Problem requirements
Gather all lines in the records below that include the word "subtitle".

Supplied material
※ ※ ※

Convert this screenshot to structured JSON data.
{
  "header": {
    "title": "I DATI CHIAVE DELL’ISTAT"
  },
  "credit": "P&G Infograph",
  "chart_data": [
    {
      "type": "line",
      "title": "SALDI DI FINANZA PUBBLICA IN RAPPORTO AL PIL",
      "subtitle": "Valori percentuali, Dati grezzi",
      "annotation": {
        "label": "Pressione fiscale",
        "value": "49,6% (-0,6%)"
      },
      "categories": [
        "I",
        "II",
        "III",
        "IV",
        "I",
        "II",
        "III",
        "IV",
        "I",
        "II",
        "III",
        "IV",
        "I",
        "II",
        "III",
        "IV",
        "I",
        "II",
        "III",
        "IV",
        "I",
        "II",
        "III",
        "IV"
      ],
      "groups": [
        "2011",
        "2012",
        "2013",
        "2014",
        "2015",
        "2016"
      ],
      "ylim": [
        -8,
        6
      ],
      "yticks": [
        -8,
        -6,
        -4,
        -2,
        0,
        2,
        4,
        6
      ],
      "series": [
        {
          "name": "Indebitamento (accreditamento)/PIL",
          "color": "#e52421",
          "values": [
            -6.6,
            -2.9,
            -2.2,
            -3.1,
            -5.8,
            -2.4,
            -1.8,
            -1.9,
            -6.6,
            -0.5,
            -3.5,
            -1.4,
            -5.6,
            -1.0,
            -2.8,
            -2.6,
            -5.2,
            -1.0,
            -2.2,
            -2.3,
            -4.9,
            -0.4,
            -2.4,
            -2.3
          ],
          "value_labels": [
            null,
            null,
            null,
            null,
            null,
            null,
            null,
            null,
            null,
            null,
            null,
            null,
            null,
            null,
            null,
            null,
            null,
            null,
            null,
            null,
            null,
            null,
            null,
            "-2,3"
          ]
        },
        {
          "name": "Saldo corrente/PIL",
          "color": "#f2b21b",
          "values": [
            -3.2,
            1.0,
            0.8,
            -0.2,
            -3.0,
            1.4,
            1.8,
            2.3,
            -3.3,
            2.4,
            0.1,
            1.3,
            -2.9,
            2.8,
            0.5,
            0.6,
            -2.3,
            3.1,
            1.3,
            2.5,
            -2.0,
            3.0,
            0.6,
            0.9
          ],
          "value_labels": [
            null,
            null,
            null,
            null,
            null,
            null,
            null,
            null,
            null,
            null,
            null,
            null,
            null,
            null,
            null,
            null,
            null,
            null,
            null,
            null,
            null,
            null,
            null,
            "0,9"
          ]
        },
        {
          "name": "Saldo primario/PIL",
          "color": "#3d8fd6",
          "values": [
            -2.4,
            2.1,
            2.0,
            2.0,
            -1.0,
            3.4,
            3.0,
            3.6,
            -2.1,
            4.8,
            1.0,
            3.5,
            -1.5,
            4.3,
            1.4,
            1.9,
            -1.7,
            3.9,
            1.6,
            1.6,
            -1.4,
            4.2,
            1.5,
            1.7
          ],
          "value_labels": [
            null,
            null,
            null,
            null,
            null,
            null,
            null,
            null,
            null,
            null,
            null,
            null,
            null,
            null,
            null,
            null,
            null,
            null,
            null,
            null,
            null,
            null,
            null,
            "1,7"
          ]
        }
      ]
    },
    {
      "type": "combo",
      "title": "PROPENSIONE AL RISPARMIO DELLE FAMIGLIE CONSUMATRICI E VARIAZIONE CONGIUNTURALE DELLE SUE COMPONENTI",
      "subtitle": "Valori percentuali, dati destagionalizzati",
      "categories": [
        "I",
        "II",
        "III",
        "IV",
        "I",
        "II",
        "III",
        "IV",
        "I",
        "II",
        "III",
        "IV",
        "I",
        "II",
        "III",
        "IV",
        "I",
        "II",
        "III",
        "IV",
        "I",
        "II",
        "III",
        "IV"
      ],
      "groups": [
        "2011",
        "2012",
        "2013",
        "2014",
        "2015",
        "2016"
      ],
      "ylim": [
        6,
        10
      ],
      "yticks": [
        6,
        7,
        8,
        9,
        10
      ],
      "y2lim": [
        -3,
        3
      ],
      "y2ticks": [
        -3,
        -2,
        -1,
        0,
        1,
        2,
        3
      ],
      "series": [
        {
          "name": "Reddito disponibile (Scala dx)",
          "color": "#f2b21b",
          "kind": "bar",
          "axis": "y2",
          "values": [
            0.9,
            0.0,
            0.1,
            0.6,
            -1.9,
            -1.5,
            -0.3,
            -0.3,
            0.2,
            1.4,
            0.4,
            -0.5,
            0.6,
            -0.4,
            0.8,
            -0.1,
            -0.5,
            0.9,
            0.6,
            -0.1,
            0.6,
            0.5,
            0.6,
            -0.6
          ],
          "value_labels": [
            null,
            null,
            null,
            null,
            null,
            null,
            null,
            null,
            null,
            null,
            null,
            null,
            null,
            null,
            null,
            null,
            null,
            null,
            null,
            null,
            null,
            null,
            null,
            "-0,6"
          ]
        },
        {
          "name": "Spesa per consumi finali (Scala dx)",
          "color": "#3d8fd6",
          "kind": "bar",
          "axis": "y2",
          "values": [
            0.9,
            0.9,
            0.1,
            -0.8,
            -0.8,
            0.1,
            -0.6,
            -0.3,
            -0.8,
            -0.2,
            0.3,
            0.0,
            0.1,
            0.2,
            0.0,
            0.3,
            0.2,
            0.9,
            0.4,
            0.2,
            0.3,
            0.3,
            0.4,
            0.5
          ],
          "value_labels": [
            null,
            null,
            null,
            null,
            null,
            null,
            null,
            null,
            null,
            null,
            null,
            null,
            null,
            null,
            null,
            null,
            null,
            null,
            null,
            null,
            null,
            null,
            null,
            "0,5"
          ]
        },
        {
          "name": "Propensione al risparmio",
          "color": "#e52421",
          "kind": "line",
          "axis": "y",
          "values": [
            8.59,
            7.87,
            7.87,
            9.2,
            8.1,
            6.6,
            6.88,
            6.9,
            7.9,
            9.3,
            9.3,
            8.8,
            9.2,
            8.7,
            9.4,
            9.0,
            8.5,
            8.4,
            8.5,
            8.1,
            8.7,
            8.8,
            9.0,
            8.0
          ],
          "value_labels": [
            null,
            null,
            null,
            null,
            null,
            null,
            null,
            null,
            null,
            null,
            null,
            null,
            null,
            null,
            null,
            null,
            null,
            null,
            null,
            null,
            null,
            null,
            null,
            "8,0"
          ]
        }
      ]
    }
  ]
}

※ ※ ※

Response below
      "subtitle": "Valori percentuali, Dati grezzi",
      "subtitle": "Valori percentuali, dati destagionalizzati",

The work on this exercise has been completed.